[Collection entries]
-- BEGIN --
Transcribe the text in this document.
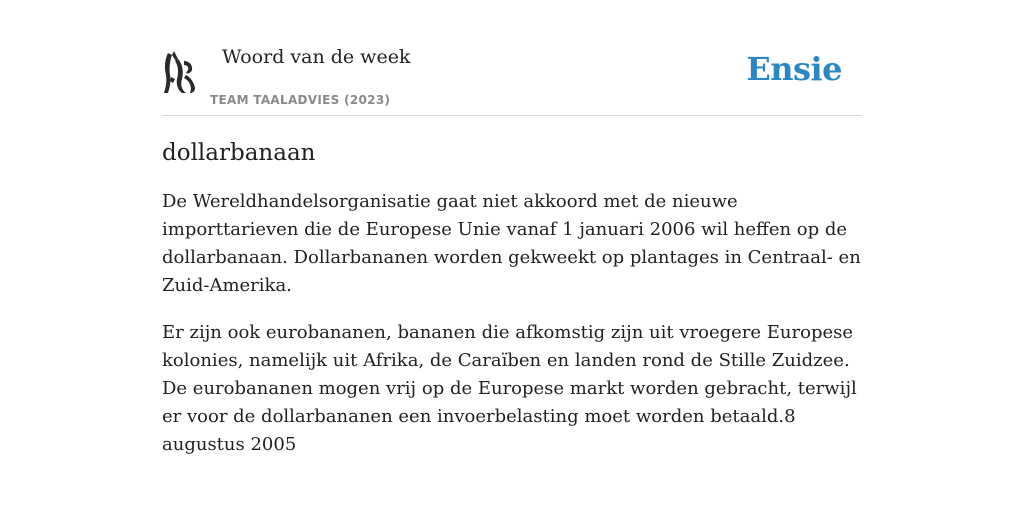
Woord van de week
TEAM TAALADVIES (2023)
Ensie
dollarbanaan

De Wereldhandelsorganisatie gaat niet akkoord met de nieuwe importtarieven die de Europese Unie vanaf 1 januari 2006 wil heffen op de dollarbanaan. Dollarbananen worden gekweekt op plantages in Centraal- en Zuid-Amerika.

Er zijn ook eurobananen, bananen die afkomstig zijn uit vroegere Europese kolonies, namelijk uit Afrika, de Caraïben en landen rond de Stille Zuidzee. De eurobananen mogen vrij op de Europese markt worden gebracht, terwijl er voor de dollarbananen een invoerbelasting moet worden betaald.8 augustus 2005
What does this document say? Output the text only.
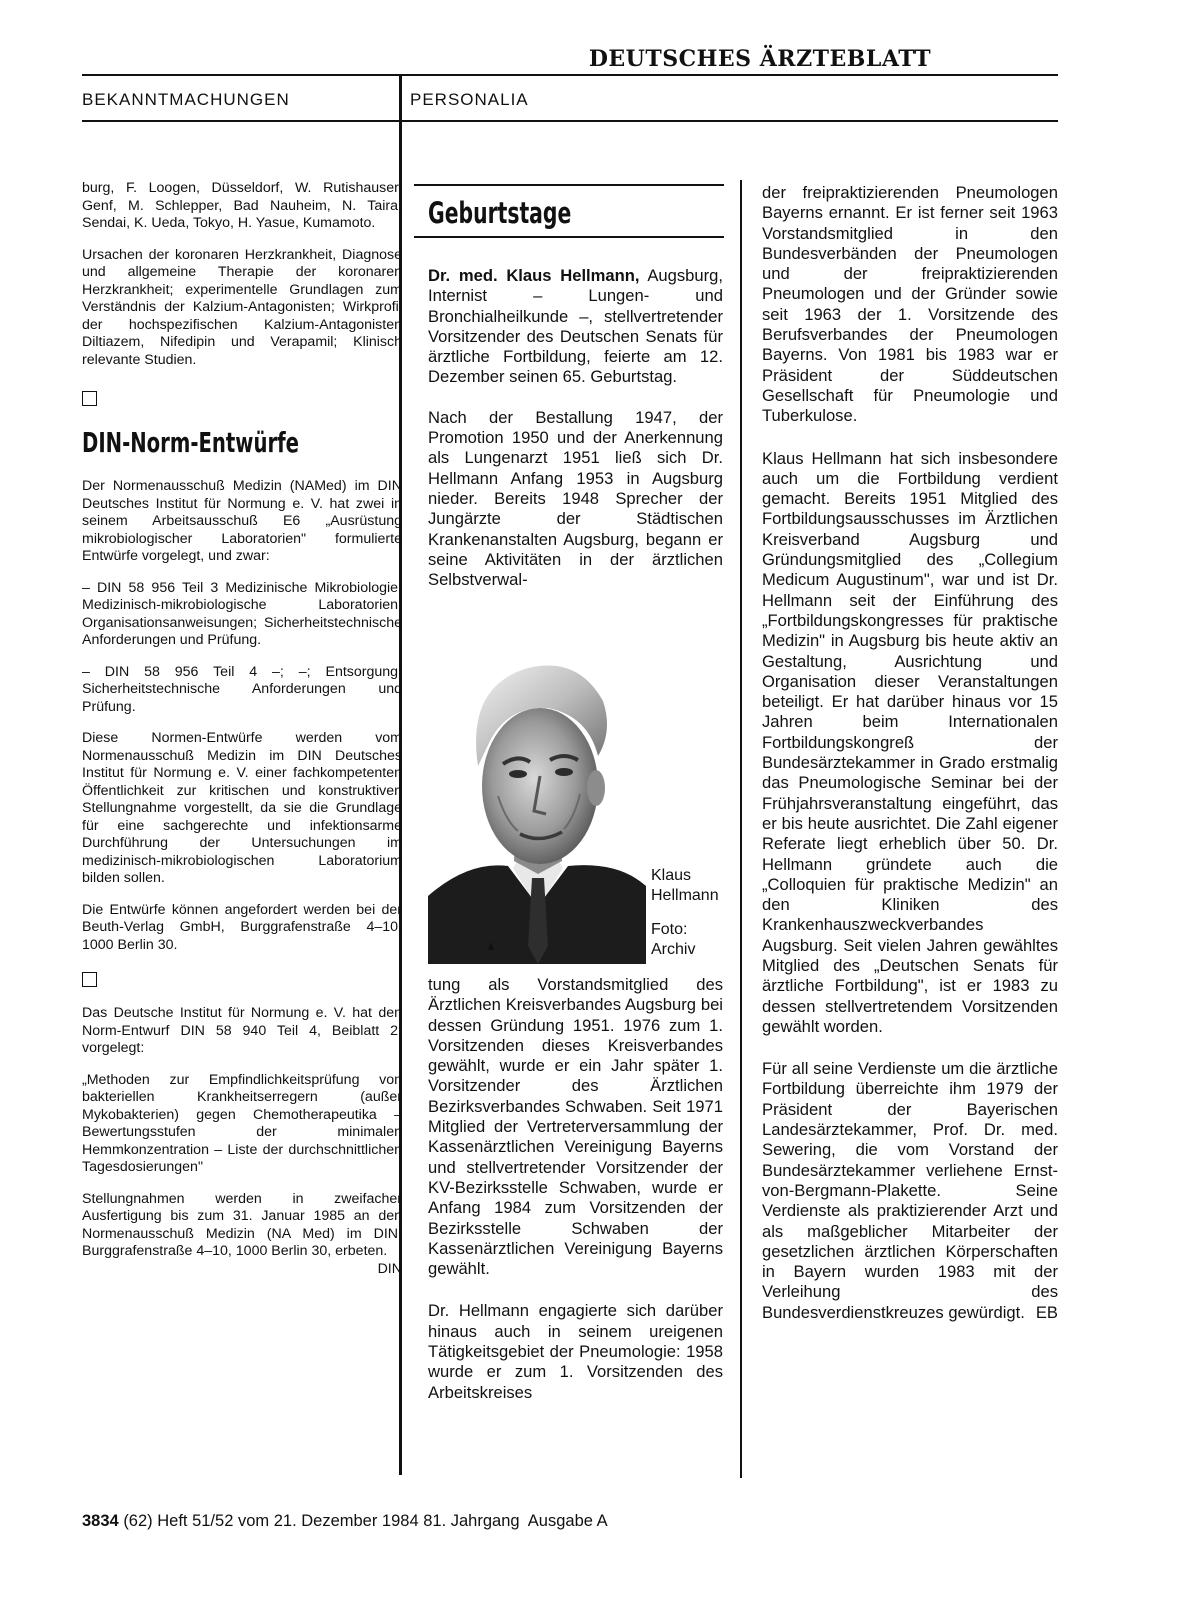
DEUTSCHES ÄRZTEBLATT
BEKANNTMACHUNGEN	PERSONALIA

burg, F. Loogen, Düsseldorf, W. Rutishauser, Genf, M. Schlepper, Bad Nauheim, N. Taira, Sendai, K. Ueda, Tokyo, H. Yasue, Kumamoto.

Ursachen der koronaren Herzkrankheit, Diagnose und allgemeine Therapie der koronaren Herzkrankheit; experimentelle Grundlagen zum Verständnis der Kalzium-Antagonisten; Wirkprofil der hochspezifischen Kalzium-Antagonisten Diltiazem, Nifedipin und Verapamil; Klinisch relevante Studien.

DIN-Norm-Entwürfe

Der Normenausschuß Medizin (NAMed) im DIN Deutsches Institut für Normung e. V. hat zwei in seinem Arbeitsausschuß E6 „Ausrüstung mikrobiologischer Laboratorien" formulierte Entwürfe vorgelegt, und zwar:

– DIN 58 956 Teil 3 Medizinische Mikrobiologie; Medizinisch-mikrobiologische Laboratorien; Organisationsanweisungen; Sicherheitstechnische Anforderungen und Prüfung.

– DIN 58 956 Teil 4 –; –; Entsorgung; Sicherheitstechnische Anforderungen und Prüfung.

Diese Normen-Entwürfe werden vom Normenausschuß Medizin im DIN Deutsches Institut für Normung e. V. einer fachkompetenten Öffentlichkeit zur kritischen und konstruktiven Stellungnahme vorgestellt, da sie die Grundlage für eine sachgerechte und infektionsarme Durchführung der Untersuchungen im medizinisch-mikrobiologischen Laboratorium bilden sollen.

Die Entwürfe können angefordert werden bei der Beuth-Verlag GmbH, Burggrafenstraße 4–10, 1000 Berlin 30.

Das Deutsche Institut für Normung e. V. hat den Norm-Entwurf DIN 58 940 Teil 4, Beiblatt 2, vorgelegt:

„Methoden zur Empfindlichkeitsprüfung von bakteriellen Krankheitserregern (außer Mykobakterien) gegen Chemotherapeutika – Bewertungsstufen der minimalen Hemmkonzentration – Liste der durchschnittlichen Tagesdosierungen"

Stellungnahmen werden in zweifacher Ausfertigung bis zum 31. Januar 1985 an den Normenausschuß Medizin (NA Med) im DIN, Burggrafenstraße 4–10, 1000 Berlin 30, erbeten.
DIN

Geburtstage

Dr. med. Klaus Hellmann, Augsburg, Internist – Lungen- und Bronchialheilkunde –, stellvertretender Vorsitzender des Deutschen Senats für ärztliche Fortbildung, feierte am 12. Dezember seinen 65. Geburtstag.

Nach der Bestallung 1947, der Promotion 1950 und der Anerkennung als Lungenarzt 1951 ließ sich Dr. Hellmann Anfang 1953 in Augsburg nieder. Bereits 1948 Sprecher der Jungärzte der Städtischen Krankenanstalten Augsburg, begann er seine Aktivitäten in der ärztlichen Selbstverwal-

Klaus Hellmann
Foto: Archiv

tung als Vorstandsmitglied des Ärztlichen Kreisverbandes Augsburg bei dessen Gründung 1951. 1976 zum 1. Vorsitzenden dieses Kreisverbandes gewählt, wurde er ein Jahr später 1. Vorsitzender des Ärztlichen Bezirksverbandes Schwaben. Seit 1971 Mitglied der Vertreterversammlung der Kassenärztlichen Vereinigung Bayerns und stellvertretender Vorsitzender der KV-Bezirksstelle Schwaben, wurde er Anfang 1984 zum Vorsitzenden der Bezirksstelle Schwaben der Kassenärztlichen Vereinigung Bayerns gewählt.

Dr. Hellmann engagierte sich darüber hinaus auch in seinem ureigenen Tätigkeitsgebiet der Pneumologie: 1958 wurde er zum 1. Vorsitzenden des Arbeitskreises

der freipraktizierenden Pneumologen Bayerns ernannt. Er ist ferner seit 1963 Vorstandsmitglied in den Bundesverbänden der Pneumologen und der freipraktizierenden Pneumologen und der Gründer sowie seit 1963 der 1. Vorsitzende des Berufsverbandes der Pneumologen Bayerns. Von 1981 bis 1983 war er Präsident der Süddeutschen Gesellschaft für Pneumologie und Tuberkulose.

Klaus Hellmann hat sich insbesondere auch um die Fortbildung verdient gemacht. Bereits 1951 Mitglied des Fortbildungsausschusses im Ärztlichen Kreisverband Augsburg und Gründungsmitglied des „Collegium Medicum Augustinum", war und ist Dr. Hellmann seit der Einführung des „Fortbildungskongresses für praktische Medizin" in Augsburg bis heute aktiv an Gestaltung, Ausrichtung und Organisation dieser Veranstaltungen beteiligt. Er hat darüber hinaus vor 15 Jahren beim Internationalen Fortbildungskongreß der Bundesärztekammer in Grado erstmalig das Pneumologische Seminar bei der Frühjahrsveranstaltung eingeführt, das er bis heute ausrichtet. Die Zahl eigener Referate liegt erheblich über 50. Dr. Hellmann gründete auch die „Colloquien für praktische Medizin" an den Kliniken des Krankenhauszweckverbandes Augsburg. Seit vielen Jahren gewähltes Mitglied des „Deutschen Senats für ärztliche Fortbildung", ist er 1983 zu dessen stellvertretendem Vorsitzenden gewählt worden.

Für all seine Verdienste um die ärztliche Fortbildung überreichte ihm 1979 der Präsident der Bayerischen Landesärztekammer, Prof. Dr. med. Sewering, die vom Vorstand der Bundesärztekammer verliehene Ernst-von-Bergmann-Plakette. Seine Verdienste als praktizierender Arzt und als maßgeblicher Mitarbeiter der gesetzlichen ärztlichen Körperschaften in Bayern wurden 1983 mit der Verleihung des Bundesverdienstkreuzes gewürdigt. EB

3834 (62) Heft 51/52 vom 21. Dezember 1984 81. Jahrgang  Ausgabe A
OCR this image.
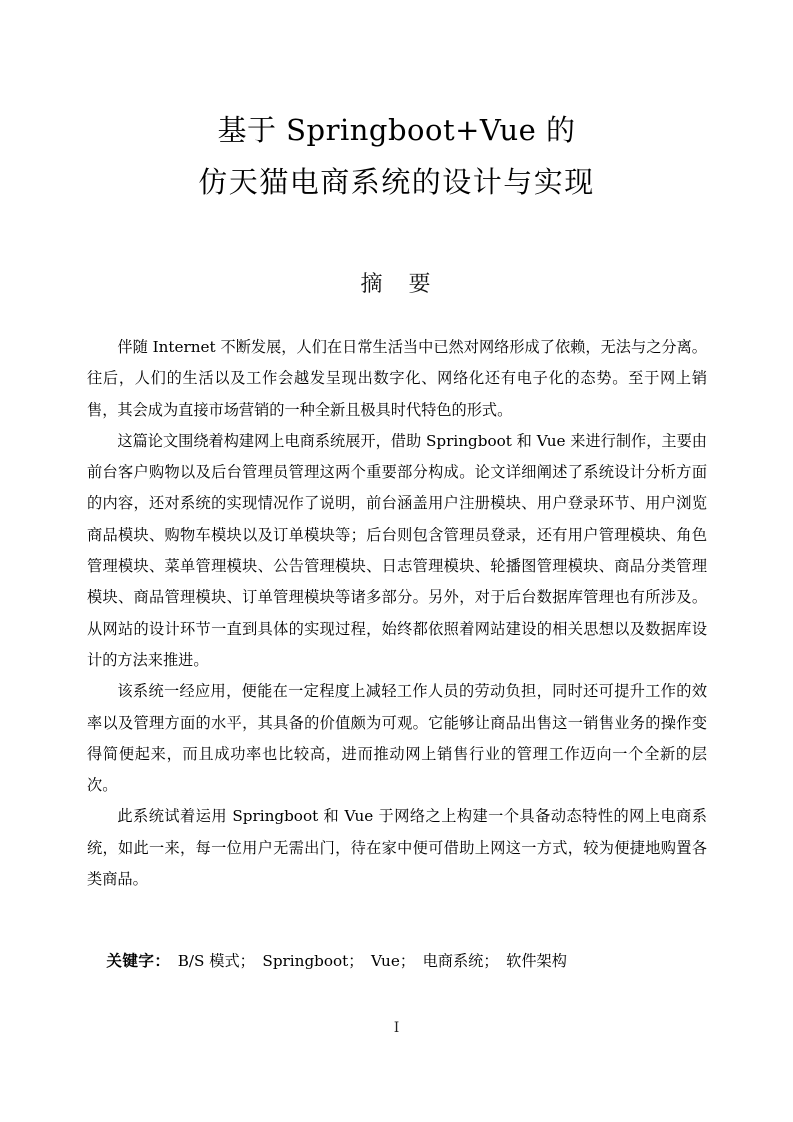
基于 Springboot+Vue 的
仿天猫电商系统的设计与实现
摘　要

伴随 Internet 不断发展，人们在日常生活当中已然对网络形成了依赖，无法与之分离。往后，人们的生活以及工作会越发呈现出数字化、网络化还有电子化的态势。至于网上销售，其会成为直接市场营销的一种全新且极具时代特色的形式。

这篇论文围绕着构建网上电商系统展开，借助 Springboot 和 Vue 来进行制作，主要由前台客户购物以及后台管理员管理这两个重要部分构成。论文详细阐述了系统设计分析方面的内容，还对系统的实现情况作了说明，前台涵盖用户注册模块、用户登录环节、用户浏览商品模块、购物车模块以及订单模块等；后台则包含管理员登录，还有用户管理模块、角色管理模块、菜单管理模块、公告管理模块、日志管理模块、轮播图管理模块、商品分类管理模块、商品管理模块、订单管理模块等诸多部分。另外，对于后台数据库管理也有所涉及。从网站的设计环节一直到具体的实现过程，始终都依照着网站建设的相关思想以及数据库设计的方法来推进。

该系统一经应用，便能在一定程度上减轻工作人员的劳动负担，同时还可提升工作的效率以及管理方面的水平，其具备的价值颇为可观。它能够让商品出售这一销售业务的操作变得简便起来，而且成功率也比较高，进而推动网上销售行业的管理工作迈向一个全新的层次。

此系统试着运用 Springboot 和 Vue 于网络之上构建一个具备动态特性的网上电商系统，如此一来，每一位用户无需出门，待在家中便可借助上网这一方式，较为便捷地购置各类商品。

关键字：　B/S 模式；　Springboot；　Vue；　电商系统；　软件架构

I
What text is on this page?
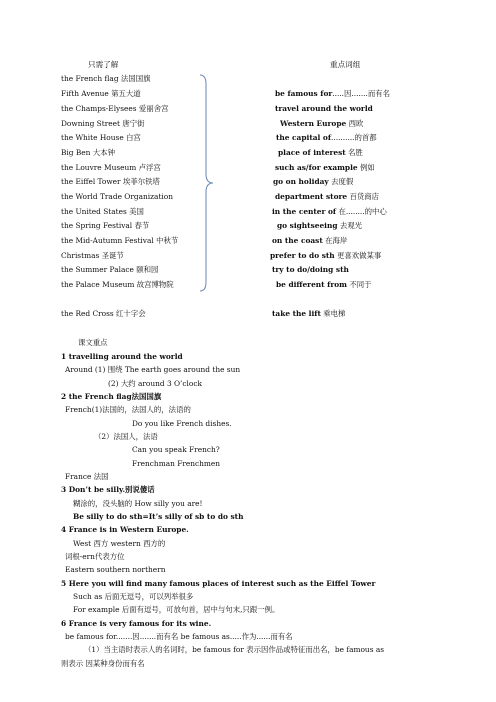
只需了解	重点词组
the French flag 法国国旗
Fifth Avenue 第五大道
the Champs-Elysees 爱丽舍宫
Downing Street 唐宁街
the White House 白宫
Big Ben 大本钟
the Louvre Museum 卢浮宫
the Eiffel Tower 埃菲尔铁塔
the World Trade Organization
the United States 美国
the Spring Festival 春节
the Mid-Autumn Festival 中秋节
Christmas 圣诞节
the Summer Palace 颐和园
the Palace Museum 故宫博物院
the Red Cross 红十字会
be famous for.....因.......而有名
travel around the world
Western Europe 西欧
the capital of..........的首都
place of interest 名胜
such as/for example 例如
go on holiday 去度假
department store 百货商店
in the center of 在........的中心
go sightseeing 去观光
on the coast 在海岸
prefer to do sth 更喜欢做某事
try to do/doing sth
be different from 不同于
take the lift 乘电梯
课文重点
1 travelling around the world
Around (1) 围绕 The earth goes around the sun
(2) 大约 around 3 O’clock
2 the French flag法国国旗
French(1)法国的，法国人的，法语的
Do you like French dishes.
（2）法国人，法语
Can you speak French?
Frenchman Frenchmen
France 法国
3 Don’t be silly.别说傻话
糊涂的，没头脑的 How silly you are!
Be silly to do sth=It’s silly of sb to do sth
4 France is in Western Europe.
West 西方 western 西方的
词根-ern代表方位
Eastern southern northern
5 Here you will find many famous places of interest such as the Eiffel Tower
Such as 后面无逗号，可以列举很多
For example 后面有逗号，可放句首，居中与句末,只跟一例。
6 France is very famous for its wine.
be famous for.......因.......而有名 be famous as.....作为......而有名
（1）当主语时表示人的名词时，be famous for 表示因作品或特征而出名，be famous as
则表示 因某种身份而有名
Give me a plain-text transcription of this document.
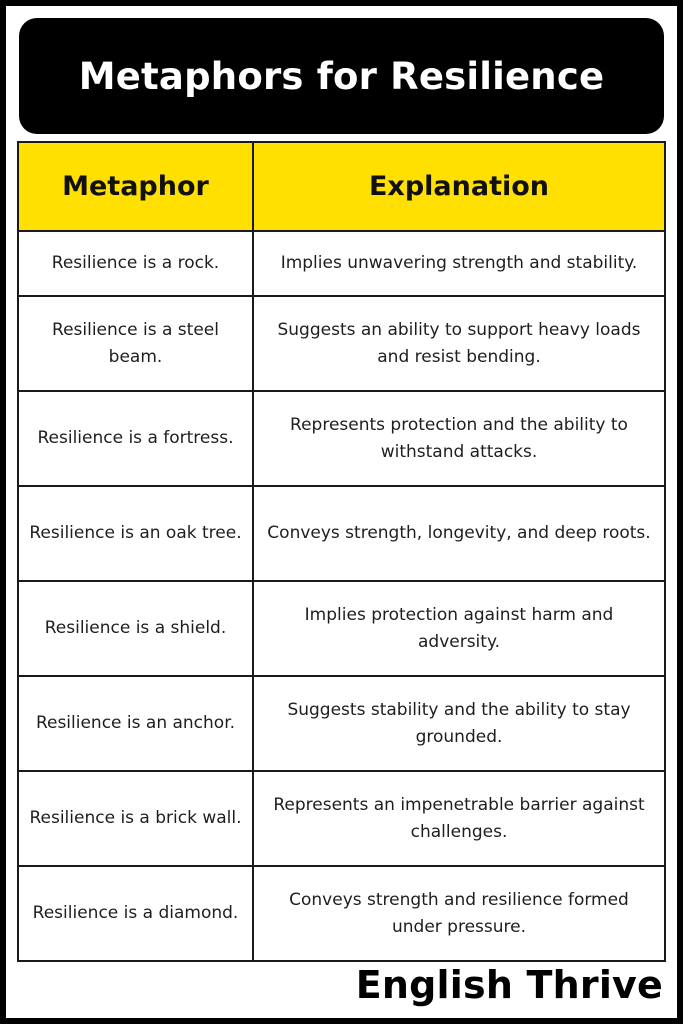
Metaphors for Resilience
Metaphor	Explanation
Resilience is a rock.	Implies unwavering strength and stability.
Resilience is a steel beam.	Suggests an ability to support heavy loads and resist bending.
Resilience is a fortress.	Represents protection and the ability to withstand attacks.
Resilience is an oak tree.	Conveys strength, longevity, and deep roots.
Resilience is a shield.	Implies protection against harm and adversity.
Resilience is an anchor.	Suggests stability and the ability to stay grounded.
Resilience is a brick wall.	Represents an impenetrable barrier against challenges.
Resilience is a diamond.	Conveys strength and resilience formed under pressure.
English Thrive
-- END --
▶ **What the task asks**: Keep only those lines of the records that hold "Festival", and return them.

▶ **Solution to the problem**:
the Spring Festival 春节
the Mid-Autumn Festival 中秋节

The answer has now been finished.